* _Set problem_:
Please list all lines of the material below in which the string "count" occurs.

* _Dataset entries_:
· · ·
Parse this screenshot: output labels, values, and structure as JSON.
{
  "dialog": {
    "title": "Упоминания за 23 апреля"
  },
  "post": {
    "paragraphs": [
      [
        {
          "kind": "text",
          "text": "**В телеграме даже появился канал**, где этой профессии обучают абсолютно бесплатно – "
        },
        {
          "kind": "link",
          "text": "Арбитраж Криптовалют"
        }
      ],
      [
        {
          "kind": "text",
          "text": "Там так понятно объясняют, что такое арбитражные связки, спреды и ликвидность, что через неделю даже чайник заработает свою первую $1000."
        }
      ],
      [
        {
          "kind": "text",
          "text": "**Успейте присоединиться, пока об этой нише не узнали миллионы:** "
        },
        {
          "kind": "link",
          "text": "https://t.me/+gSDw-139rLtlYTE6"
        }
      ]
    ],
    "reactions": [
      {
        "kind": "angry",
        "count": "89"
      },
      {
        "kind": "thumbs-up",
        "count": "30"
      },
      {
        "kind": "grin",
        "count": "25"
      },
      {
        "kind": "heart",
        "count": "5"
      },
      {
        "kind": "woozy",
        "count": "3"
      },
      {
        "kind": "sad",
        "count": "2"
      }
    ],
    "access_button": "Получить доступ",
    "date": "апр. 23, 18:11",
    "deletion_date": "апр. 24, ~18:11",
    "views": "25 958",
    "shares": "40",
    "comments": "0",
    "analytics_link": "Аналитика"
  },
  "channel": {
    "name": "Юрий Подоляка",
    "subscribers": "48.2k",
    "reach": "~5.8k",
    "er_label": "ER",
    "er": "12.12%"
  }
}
· · ·
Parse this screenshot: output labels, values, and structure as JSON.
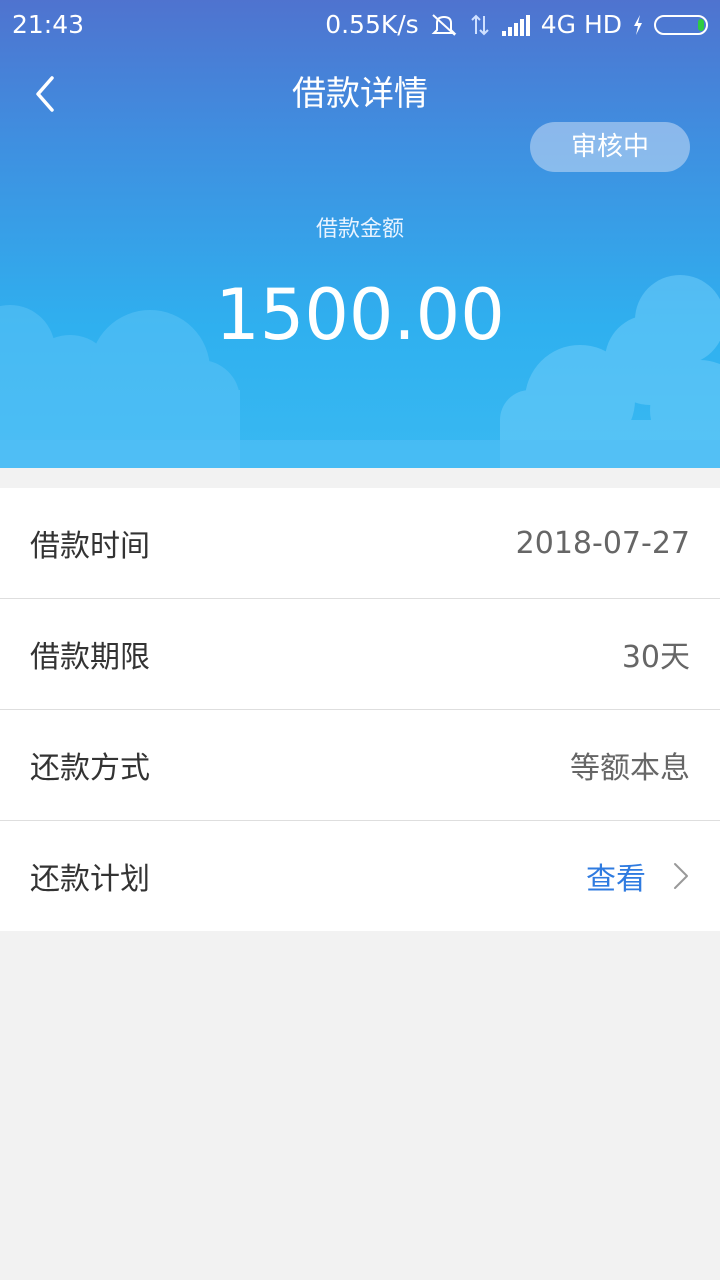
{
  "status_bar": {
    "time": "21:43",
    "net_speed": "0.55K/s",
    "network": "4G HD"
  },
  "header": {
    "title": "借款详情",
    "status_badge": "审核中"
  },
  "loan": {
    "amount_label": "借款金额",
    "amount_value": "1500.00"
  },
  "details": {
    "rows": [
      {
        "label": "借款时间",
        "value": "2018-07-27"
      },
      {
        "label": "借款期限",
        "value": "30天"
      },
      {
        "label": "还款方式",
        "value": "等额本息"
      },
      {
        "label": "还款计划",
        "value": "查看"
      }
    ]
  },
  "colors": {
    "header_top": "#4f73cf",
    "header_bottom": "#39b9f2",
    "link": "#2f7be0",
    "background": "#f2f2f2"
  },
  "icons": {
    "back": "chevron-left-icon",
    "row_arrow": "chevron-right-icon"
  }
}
· · ·
* _Problem solution_:
        "count": "89"
        "count": "30"
        "count": "25"
        "count": "5"
        "count": "3"
        "count": "2"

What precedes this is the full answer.